--- BEGIN ---
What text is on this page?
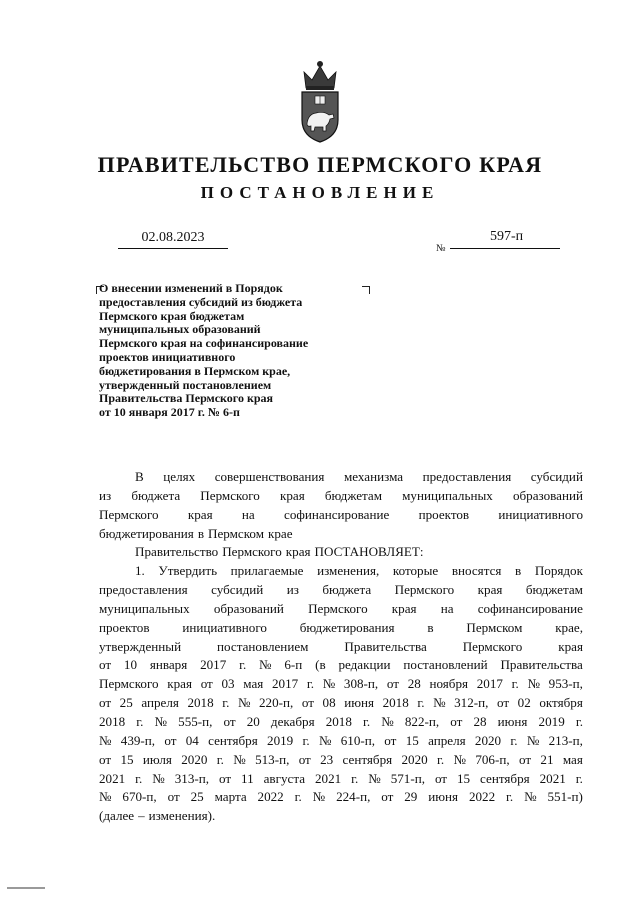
ПРАВИТЕЛЬСТВО ПЕРМСКОГО КРАЯ
ПОСТАНОВЛЕНИЕ
02.08.2023
№
597-п
О внесении изменений в Порядок
предоставления субсидий из бюджета
Пермского края бюджетам
муниципальных образований
Пермского края на софинансирование
проектов инициативного
бюджетирования в Пермском крае,
утвержденный постановлением
Правительства Пермского края
от 10 января 2017 г. № 6-п
В целях совершенствования механизма предоставления субсидий
из бюджета Пермского края бюджетам муниципальных образований
Пермского края на софинансирование проектов инициативного
бюджетирования в Пермском крае
Правительство Пермского края ПОСТАНОВЛЯЕТ:
1. Утвердить прилагаемые изменения, которые вносятся в Порядок
предоставления субсидий из бюджета Пермского края бюджетам
муниципальных образований Пермского края на софинансирование
проектов	инициативного	бюджетирования	в	Пермском	крае,
утвержденный	постановлением	Правительства	Пермского	края
от 10 января 2017 г. № 6-п (в редакции постановлений Правительства
Пермского края от 03 мая 2017 г. № 308-п, от 28 ноября 2017 г. № 953-п,
от 25 апреля 2018 г. № 220-п, от 08 июня 2018 г. № 312-п, от 02 октября
2018 г. № 555-п, от 20 декабря 2018 г. № 822-п, от 28 июня 2019 г.
№ 439-п, от 04 сентября 2019 г. № 610-п, от 15 апреля 2020 г. № 213-п,
от 15 июля 2020 г. № 513-п, от 23 сентября 2020 г. № 706-п, от 21 мая
2021 г. № 313-п, от 11 августа 2021 г. № 571-п, от 15 сентября 2021 г.
№ 670-п, от 25 марта 2022 г. № 224-п, от 29 июня 2022 г. № 551-п)
(далее – изменения).
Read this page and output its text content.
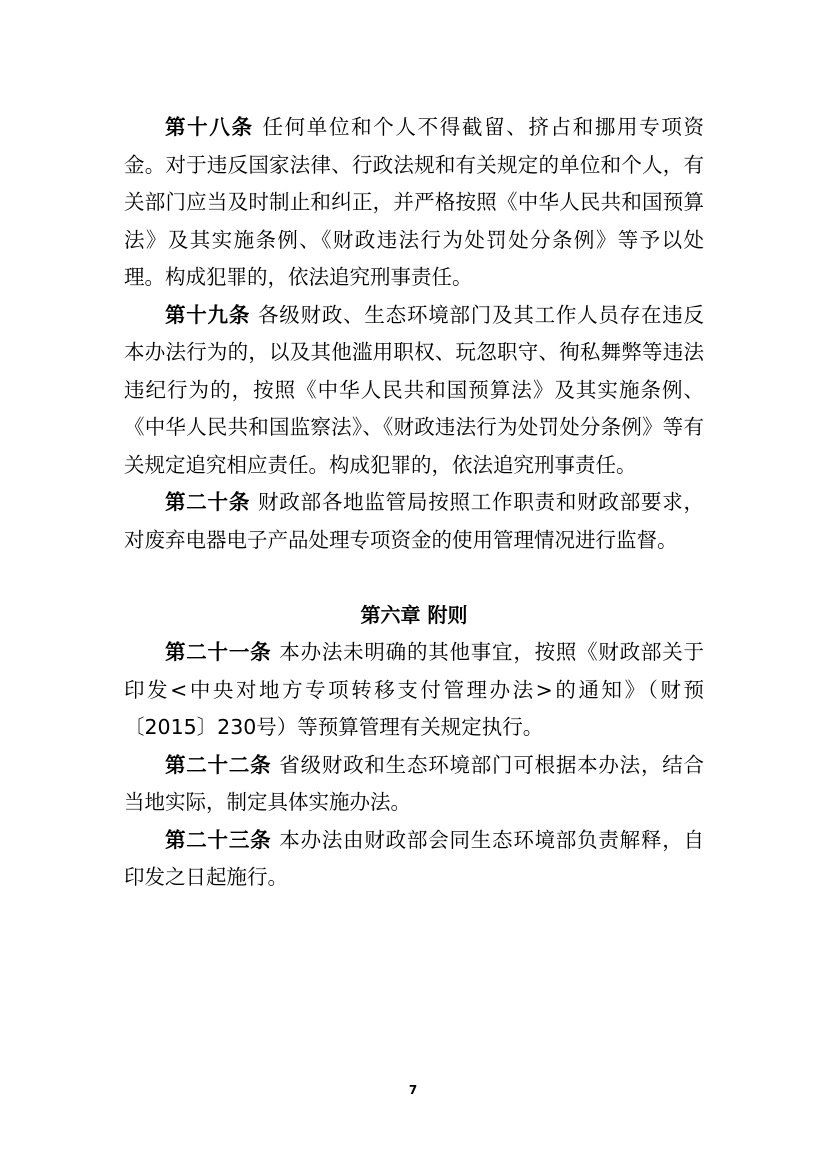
第十八条 任何单位和个人不得截留、挤占和挪用专项资金。对于违反国家法律、行政法规和有关规定的单位和个人，有关部门应当及时制止和纠正，并严格按照《中华人民共和国预算法》及其实施条例、《财政违法行为处罚处分条例》等予以处理。构成犯罪的，依法追究刑事责任。

第十九条 各级财政、生态环境部门及其工作人员存在违反本办法行为的，以及其他滥用职权、玩忽职守、徇私舞弊等违法违纪行为的，按照《中华人民共和国预算法》及其实施条例、《中华人民共和国监察法》、《财政违法行为处罚处分条例》等有关规定追究相应责任。构成犯罪的，依法追究刑事责任。

第二十条 财政部各地监管局按照工作职责和财政部要求，对废弃电器电子产品处理专项资金的使用管理情况进行监督。

第六章 附则

第二十一条 本办法未明确的其他事宜，按照《财政部关于印发<中央对地方专项转移支付管理办法>的通知》（财预〔2015〕230号）等预算管理有关规定执行。

第二十二条 省级财政和生态环境部门可根据本办法，结合当地实际，制定具体实施办法。

第二十三条 本办法由财政部会同生态环境部负责解释，自印发之日起施行。

7
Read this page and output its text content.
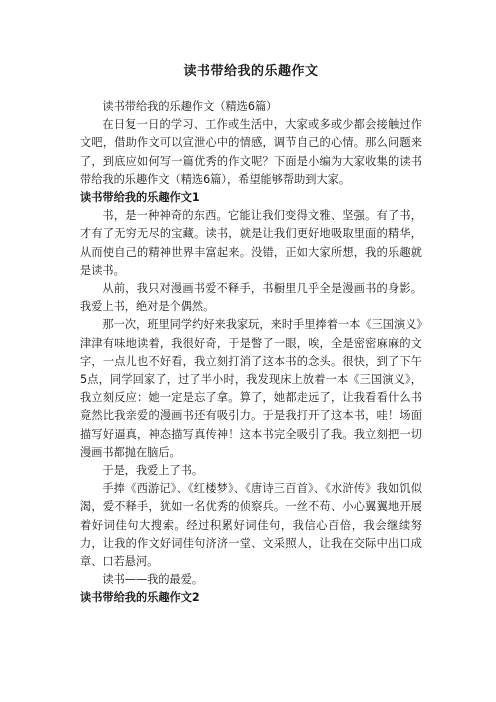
读书带给我的乐趣作文

读书带给我的乐趣作文（精选6篇）

在日复一日的学习、工作或生活中，大家或多或少都会接触过作文吧，借助作文可以宣泄心中的情感，调节自己的心情。那么问题来了，到底应如何写一篇优秀的作文呢？下面是小编为大家收集的读书带给我的乐趣作文（精选6篇），希望能够帮助到大家。

读书带给我的乐趣作文1

书，是一种神奇的东西。它能让我们变得文雅、坚强。有了书，才有了无穷无尽的宝藏。读书，就是让我们更好地吸取里面的精华，从而使自己的精神世界丰富起来。没错，正如大家所想，我的乐趣就是读书。

从前，我只对漫画书爱不释手，书橱里几乎全是漫画书的身影。我爱上书，绝对是个偶然。

那一次，班里同学约好来我家玩，来时手里捧着一本《三国演义》津津有味地读着，我很好奇，于是瞥了一眼，唉，全是密密麻麻的文字，一点儿也不好看，我立刻打消了这本书的念头。很快，到了下午5点，同学回家了，过了半小时，我发现床上放着一本《三国演义》，我立刻反应：她一定是忘了拿。算了，她都走远了，让我看看什么书竟然比我亲爱的漫画书还有吸引力。于是我打开了这本书，哇！场面描写好逼真，神态描写真传神！这本书完全吸引了我。我立刻把一切漫画书都抛在脑后。

于是，我爱上了书。

手捧《西游记》、《红楼梦》、《唐诗三百首》、《水浒传》我如饥似渴，爱不释手，犹如一名优秀的侦察兵。一丝不苟、小心翼翼地开展着好词佳句大搜索。经过积累好词佳句，我信心百倍，我会继续努力，让我的作文好词佳句济济一堂、文采照人，让我在交际中出口成章、口若悬河。

读书——我的最爱。

读书带给我的乐趣作文2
--- END ---
#### SET TASK:
Transcribe all of the entries word for word, but skip any pictures they contain.

#### WORKED ANSWER:
What text is on this page?
ПРАВИТЕЛЬСТВО ПЕРМСКОГО КРАЯ
ПОСТАНОВЛЕНИЕ
02.08.2023
№
597-п
О внесении изменений в Порядок
предоставления субсидий из бюджета
Пермского края бюджетам
муниципальных образований
Пермского края на софинансирование
проектов инициативного
бюджетирования в Пермском крае,
утвержденный постановлением
Правительства Пермского края
от 10 января 2017 г. № 6-п
В целях совершенствования механизма предоставления субсидий
из бюджета Пермского края бюджетам муниципальных образований
Пермского края на софинансирование проектов инициативного
бюджетирования в Пермском крае
Правительство Пермского края ПОСТАНОВЛЯЕТ:
1. Утвердить прилагаемые изменения, которые вносятся в Порядок
предоставления субсидий из бюджета Пермского края бюджетам
муниципальных образований Пермского края на софинансирование
проектов	инициативного	бюджетирования	в	Пермском	крае,
утвержденный	постановлением	Правительства	Пермского	края
от 10 января 2017 г. № 6-п (в редакции постановлений Правительства
Пермского края от 03 мая 2017 г. № 308-п, от 28 ноября 2017 г. № 953-п,
от 25 апреля 2018 г. № 220-п, от 08 июня 2018 г. № 312-п, от 02 октября
2018 г. № 555-п, от 20 декабря 2018 г. № 822-п, от 28 июня 2019 г.
№ 439-п, от 04 сентября 2019 г. № 610-п, от 15 апреля 2020 г. № 213-п,
от 15 июля 2020 г. № 513-п, от 23 сентября 2020 г. № 706-п, от 21 мая
2021 г. № 313-п, от 11 августа 2021 г. № 571-п, от 15 сентября 2021 г.
№ 670-п, от 25 марта 2022 г. № 224-п, от 29 июня 2022 г. № 551-п)
(далее – изменения).
Read this page and output its text content.
第十八条 任何单位和个人不得截留、挤占和挪用专项资金。对于违反国家法律、行政法规和有关规定的单位和个人，有关部门应当及时制止和纠正，并严格按照《中华人民共和国预算法》及其实施条例、《财政违法行为处罚处分条例》等予以处理。构成犯罪的，依法追究刑事责任。

第十九条 各级财政、生态环境部门及其工作人员存在违反本办法行为的，以及其他滥用职权、玩忽职守、徇私舞弊等违法违纪行为的，按照《中华人民共和国预算法》及其实施条例、《中华人民共和国监察法》、《财政违法行为处罚处分条例》等有关规定追究相应责任。构成犯罪的，依法追究刑事责任。

第二十条 财政部各地监管局按照工作职责和财政部要求，对废弃电器电子产品处理专项资金的使用管理情况进行监督。

第六章 附则

第二十一条 本办法未明确的其他事宜，按照《财政部关于印发<中央对地方专项转移支付管理办法>的通知》（财预〔2015〕230号）等预算管理有关规定执行。

第二十二条 省级财政和生态环境部门可根据本办法，结合当地实际，制定具体实施办法。

第二十三条 本办法由财政部会同生态环境部负责解释，自印发之日起施行。

7
Read this page and output its text content.
读书带给我的乐趣作文

读书带给我的乐趣作文（精选6篇）

在日复一日的学习、工作或生活中，大家或多或少都会接触过作文吧，借助作文可以宣泄心中的情感，调节自己的心情。那么问题来了，到底应如何写一篇优秀的作文呢？下面是小编为大家收集的读书带给我的乐趣作文（精选6篇），希望能够帮助到大家。

读书带给我的乐趣作文1

书，是一种神奇的东西。它能让我们变得文雅、坚强。有了书，才有了无穷无尽的宝藏。读书，就是让我们更好地吸取里面的精华，从而使自己的精神世界丰富起来。没错，正如大家所想，我的乐趣就是读书。

从前，我只对漫画书爱不释手，书橱里几乎全是漫画书的身影。我爱上书，绝对是个偶然。

那一次，班里同学约好来我家玩，来时手里捧着一本《三国演义》津津有味地读着，我很好奇，于是瞥了一眼，唉，全是密密麻麻的文字，一点儿也不好看，我立刻打消了这本书的念头。很快，到了下午5点，同学回家了，过了半小时，我发现床上放着一本《三国演义》，我立刻反应：她一定是忘了拿。算了，她都走远了，让我看看什么书竟然比我亲爱的漫画书还有吸引力。于是我打开了这本书，哇！场面描写好逼真，神态描写真传神！这本书完全吸引了我。我立刻把一切漫画书都抛在脑后。

于是，我爱上了书。

手捧《西游记》、《红楼梦》、《唐诗三百首》、《水浒传》我如饥似渴，爱不释手，犹如一名优秀的侦察兵。一丝不苟、小心翼翼地开展着好词佳句大搜索。经过积累好词佳句，我信心百倍，我会继续努力，让我的作文好词佳句济济一堂、文采照人，让我在交际中出口成章、口若悬河。

读书——我的最爱。

读书带给我的乐趣作文2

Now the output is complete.